Whenever a line in the records below holds the string "Canada", copy it out.

☆ ☆ ☆ ☆ ☆ ☆ ☆

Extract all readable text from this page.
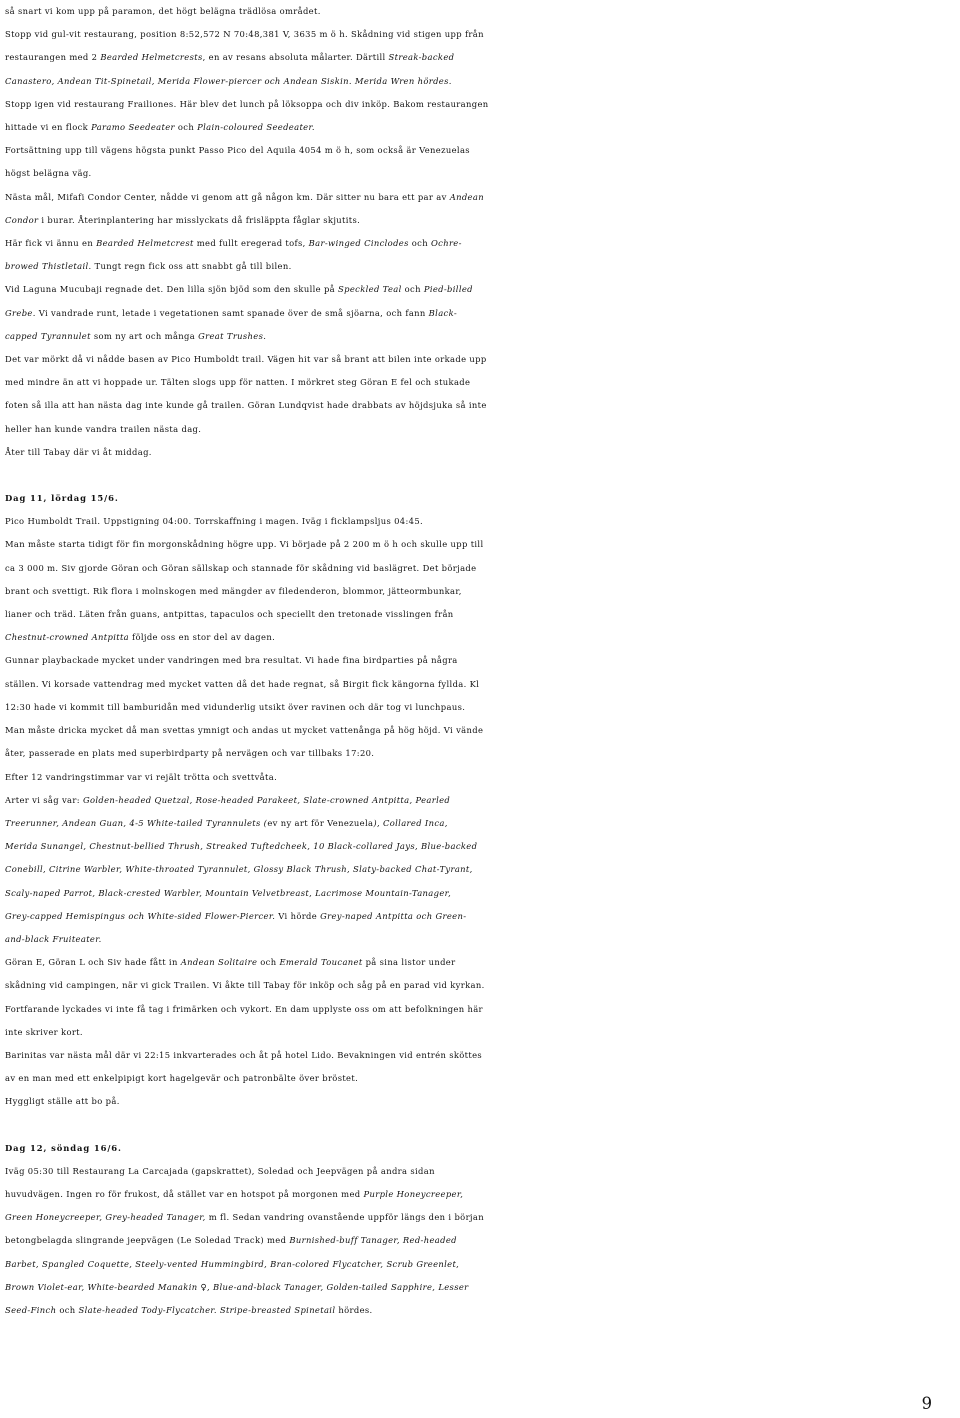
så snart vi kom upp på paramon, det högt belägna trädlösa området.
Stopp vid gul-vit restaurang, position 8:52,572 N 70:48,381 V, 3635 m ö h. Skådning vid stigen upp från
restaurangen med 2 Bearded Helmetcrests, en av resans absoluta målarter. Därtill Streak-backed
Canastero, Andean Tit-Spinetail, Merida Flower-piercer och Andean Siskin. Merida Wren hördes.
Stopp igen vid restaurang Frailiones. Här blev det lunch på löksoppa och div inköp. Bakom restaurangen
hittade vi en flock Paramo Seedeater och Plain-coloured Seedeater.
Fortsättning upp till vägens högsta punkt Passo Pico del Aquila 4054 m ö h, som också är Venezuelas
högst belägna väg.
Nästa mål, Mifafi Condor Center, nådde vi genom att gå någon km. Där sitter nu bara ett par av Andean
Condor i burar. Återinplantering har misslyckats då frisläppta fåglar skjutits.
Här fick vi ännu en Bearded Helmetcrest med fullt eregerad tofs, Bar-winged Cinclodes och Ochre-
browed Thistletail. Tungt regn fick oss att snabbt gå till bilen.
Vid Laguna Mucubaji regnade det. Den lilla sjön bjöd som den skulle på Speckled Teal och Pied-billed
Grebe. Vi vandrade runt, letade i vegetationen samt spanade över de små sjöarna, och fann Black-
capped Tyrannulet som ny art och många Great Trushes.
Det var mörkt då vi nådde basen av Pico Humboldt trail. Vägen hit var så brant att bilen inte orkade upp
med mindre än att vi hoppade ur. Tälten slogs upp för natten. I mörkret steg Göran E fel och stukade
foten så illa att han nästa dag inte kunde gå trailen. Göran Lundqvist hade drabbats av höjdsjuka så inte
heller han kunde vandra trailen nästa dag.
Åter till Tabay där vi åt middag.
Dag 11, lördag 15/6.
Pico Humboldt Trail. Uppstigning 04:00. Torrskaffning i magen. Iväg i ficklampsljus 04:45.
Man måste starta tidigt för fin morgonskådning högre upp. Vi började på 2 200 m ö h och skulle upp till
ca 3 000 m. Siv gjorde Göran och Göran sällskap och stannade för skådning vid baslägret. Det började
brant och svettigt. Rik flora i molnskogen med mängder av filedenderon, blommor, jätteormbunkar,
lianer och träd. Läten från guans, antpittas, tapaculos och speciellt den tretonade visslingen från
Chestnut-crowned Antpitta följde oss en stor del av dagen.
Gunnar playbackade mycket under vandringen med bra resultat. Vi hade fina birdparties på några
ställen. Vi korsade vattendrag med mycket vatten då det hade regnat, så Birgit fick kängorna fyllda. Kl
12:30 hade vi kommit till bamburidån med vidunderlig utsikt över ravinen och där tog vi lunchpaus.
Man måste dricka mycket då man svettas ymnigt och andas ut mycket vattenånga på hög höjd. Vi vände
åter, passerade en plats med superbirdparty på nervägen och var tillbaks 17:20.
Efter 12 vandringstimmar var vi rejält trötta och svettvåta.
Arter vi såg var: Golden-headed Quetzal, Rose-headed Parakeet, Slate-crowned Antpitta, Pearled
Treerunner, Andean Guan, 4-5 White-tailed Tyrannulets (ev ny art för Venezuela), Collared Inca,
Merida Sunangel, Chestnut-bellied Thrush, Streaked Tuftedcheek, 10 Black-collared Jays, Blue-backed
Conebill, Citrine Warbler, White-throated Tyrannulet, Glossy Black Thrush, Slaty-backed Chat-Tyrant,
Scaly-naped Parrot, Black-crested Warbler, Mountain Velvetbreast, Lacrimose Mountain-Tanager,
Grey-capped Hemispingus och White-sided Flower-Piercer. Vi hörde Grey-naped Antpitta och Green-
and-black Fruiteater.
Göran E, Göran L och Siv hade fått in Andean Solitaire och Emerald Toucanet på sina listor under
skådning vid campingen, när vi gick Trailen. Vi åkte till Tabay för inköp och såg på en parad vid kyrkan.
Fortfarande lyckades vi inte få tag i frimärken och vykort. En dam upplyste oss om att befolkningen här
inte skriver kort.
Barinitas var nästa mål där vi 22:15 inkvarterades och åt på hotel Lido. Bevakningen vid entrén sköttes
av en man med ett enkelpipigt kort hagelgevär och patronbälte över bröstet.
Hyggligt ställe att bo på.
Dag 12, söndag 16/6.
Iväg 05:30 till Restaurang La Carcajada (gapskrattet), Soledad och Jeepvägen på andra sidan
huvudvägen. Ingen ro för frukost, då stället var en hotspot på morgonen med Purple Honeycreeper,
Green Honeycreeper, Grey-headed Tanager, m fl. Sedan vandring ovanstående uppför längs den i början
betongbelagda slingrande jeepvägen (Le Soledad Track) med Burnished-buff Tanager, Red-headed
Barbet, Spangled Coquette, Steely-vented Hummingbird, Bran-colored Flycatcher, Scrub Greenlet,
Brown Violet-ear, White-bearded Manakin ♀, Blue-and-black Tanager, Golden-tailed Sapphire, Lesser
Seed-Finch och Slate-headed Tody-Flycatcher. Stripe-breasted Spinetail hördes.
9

☆ ☆ ☆ ☆ ☆ ☆ ☆

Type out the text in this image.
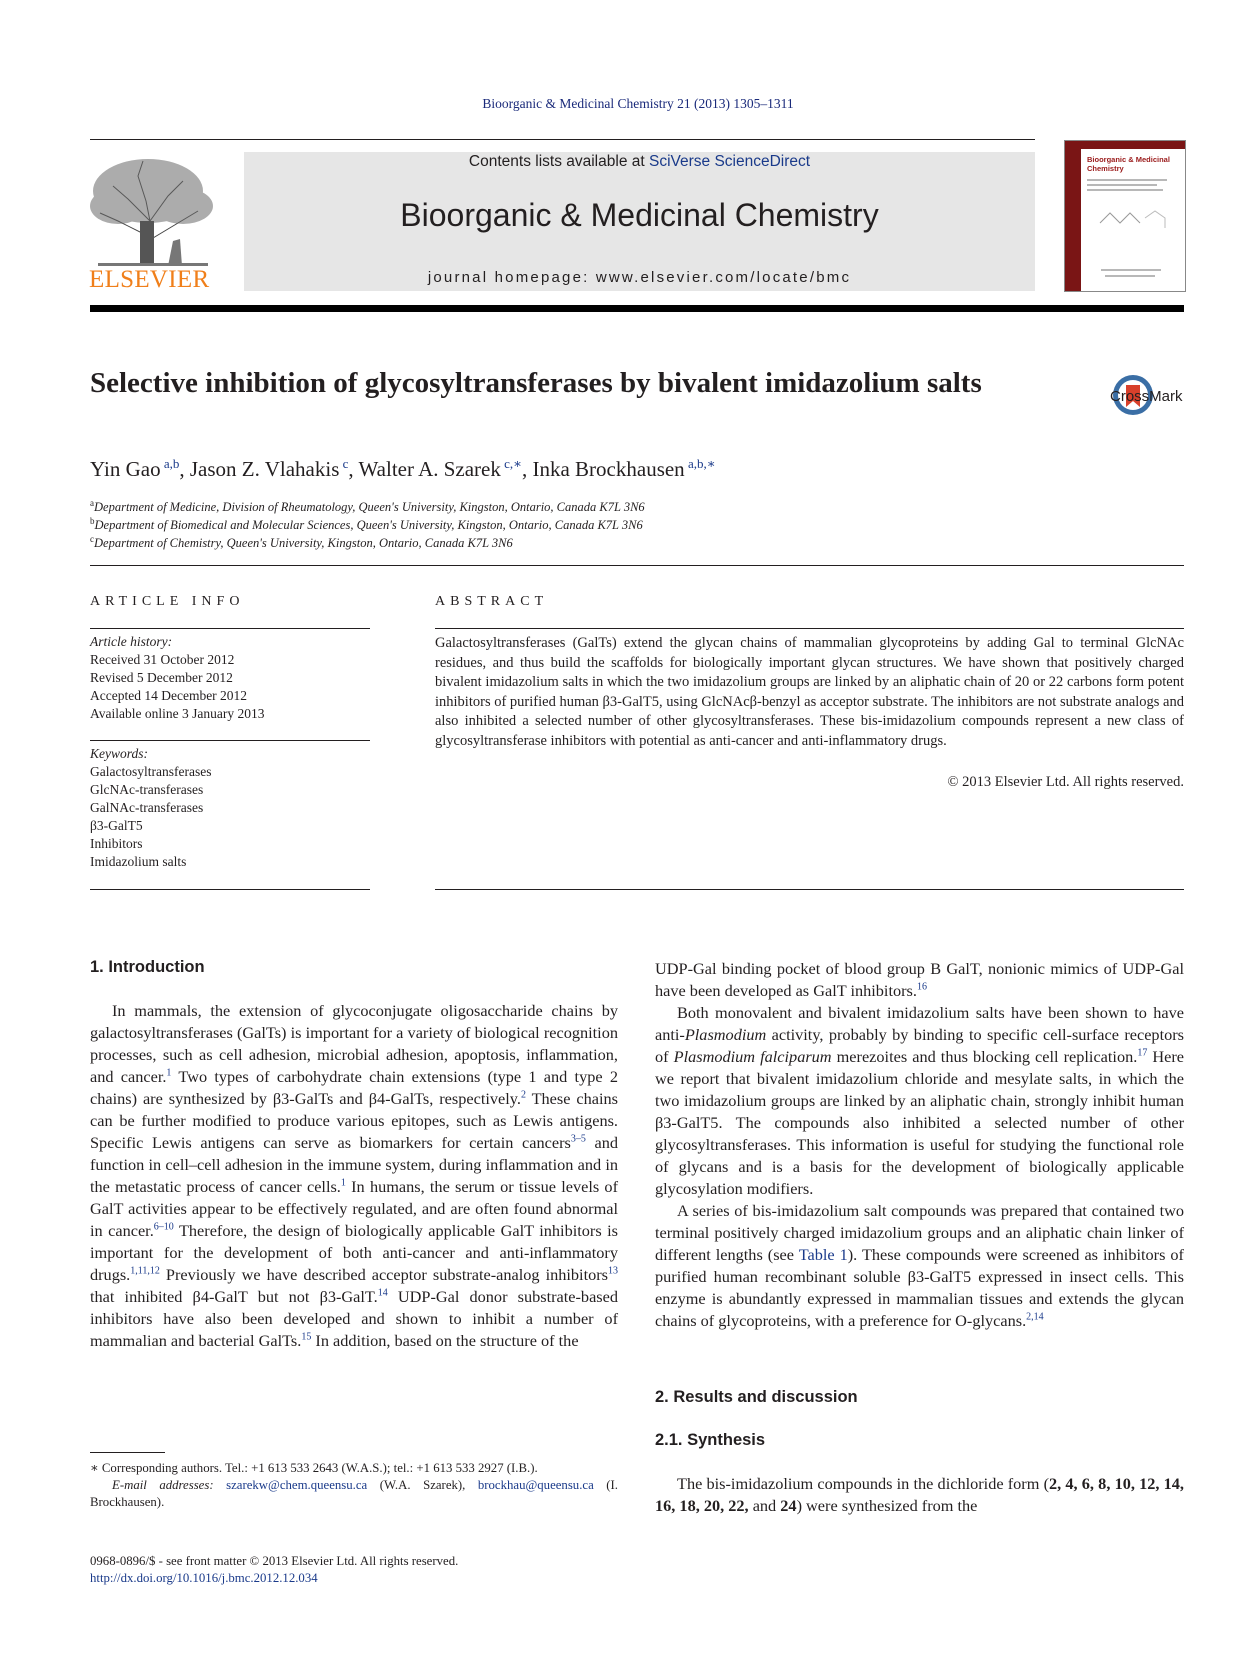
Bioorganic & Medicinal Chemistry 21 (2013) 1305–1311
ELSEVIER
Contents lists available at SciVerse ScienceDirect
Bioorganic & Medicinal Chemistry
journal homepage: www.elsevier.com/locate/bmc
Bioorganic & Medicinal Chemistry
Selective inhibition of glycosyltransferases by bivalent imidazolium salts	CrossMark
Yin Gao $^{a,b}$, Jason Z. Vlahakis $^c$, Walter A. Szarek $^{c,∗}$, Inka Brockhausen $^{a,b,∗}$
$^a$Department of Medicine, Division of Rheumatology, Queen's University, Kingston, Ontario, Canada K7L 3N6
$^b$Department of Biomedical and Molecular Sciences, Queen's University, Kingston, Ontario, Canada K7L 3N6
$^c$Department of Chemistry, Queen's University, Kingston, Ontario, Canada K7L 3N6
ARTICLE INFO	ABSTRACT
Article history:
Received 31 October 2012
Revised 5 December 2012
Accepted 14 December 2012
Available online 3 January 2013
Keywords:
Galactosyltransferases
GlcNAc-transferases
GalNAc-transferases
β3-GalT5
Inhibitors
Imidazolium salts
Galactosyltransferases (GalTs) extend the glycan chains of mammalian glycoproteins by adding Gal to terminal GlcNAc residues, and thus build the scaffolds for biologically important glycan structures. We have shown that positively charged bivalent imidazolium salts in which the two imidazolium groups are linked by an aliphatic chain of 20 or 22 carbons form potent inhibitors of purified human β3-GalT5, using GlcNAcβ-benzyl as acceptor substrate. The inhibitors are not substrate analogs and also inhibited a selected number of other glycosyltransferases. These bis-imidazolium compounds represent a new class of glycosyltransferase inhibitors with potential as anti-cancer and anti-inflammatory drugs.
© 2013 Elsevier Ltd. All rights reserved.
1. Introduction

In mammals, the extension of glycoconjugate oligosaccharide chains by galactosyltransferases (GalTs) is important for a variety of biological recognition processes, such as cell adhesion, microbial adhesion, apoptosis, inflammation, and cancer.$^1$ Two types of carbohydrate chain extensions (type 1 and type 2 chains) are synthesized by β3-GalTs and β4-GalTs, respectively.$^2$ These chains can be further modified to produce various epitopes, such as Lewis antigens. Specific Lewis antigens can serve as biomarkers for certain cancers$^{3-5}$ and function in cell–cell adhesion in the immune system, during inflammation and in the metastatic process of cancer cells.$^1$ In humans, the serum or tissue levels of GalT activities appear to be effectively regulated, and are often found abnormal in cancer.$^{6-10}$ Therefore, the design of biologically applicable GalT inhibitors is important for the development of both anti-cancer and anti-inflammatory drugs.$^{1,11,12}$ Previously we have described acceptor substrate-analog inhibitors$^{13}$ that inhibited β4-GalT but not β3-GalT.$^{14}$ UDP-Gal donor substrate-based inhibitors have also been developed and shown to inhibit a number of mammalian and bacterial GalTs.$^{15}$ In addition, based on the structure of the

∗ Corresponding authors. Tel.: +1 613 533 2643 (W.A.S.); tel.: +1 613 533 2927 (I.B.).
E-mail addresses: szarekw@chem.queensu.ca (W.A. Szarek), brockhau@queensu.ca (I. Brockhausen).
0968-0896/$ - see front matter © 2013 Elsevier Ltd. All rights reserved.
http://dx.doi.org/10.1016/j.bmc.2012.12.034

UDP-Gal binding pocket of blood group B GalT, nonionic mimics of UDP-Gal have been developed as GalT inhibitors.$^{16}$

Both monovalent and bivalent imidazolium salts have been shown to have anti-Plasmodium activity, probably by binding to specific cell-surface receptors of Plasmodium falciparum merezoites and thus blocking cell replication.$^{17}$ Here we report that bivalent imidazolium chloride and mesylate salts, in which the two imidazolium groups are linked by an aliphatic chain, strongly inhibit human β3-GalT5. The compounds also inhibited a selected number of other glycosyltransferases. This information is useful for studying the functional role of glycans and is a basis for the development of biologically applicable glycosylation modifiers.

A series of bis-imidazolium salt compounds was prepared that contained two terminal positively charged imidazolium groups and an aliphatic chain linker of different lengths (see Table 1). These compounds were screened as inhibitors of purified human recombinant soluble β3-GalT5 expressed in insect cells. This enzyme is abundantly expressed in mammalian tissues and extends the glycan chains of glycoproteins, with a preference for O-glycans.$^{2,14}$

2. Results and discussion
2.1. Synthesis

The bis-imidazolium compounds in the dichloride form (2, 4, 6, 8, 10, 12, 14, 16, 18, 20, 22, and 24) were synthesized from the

☆ ☆ ☆ ☆ ☆ ☆ ☆

● Reply to the task
$^a$Department of Medicine, Division of Rheumatology, Queen's University, Kingston, Ontario, Canada K7L 3N6
$^b$Department of Biomedical and Molecular Sciences, Queen's University, Kingston, Ontario, Canada K7L 3N6
$^c$Department of Chemistry, Queen's University, Kingston, Ontario, Canada K7L 3N6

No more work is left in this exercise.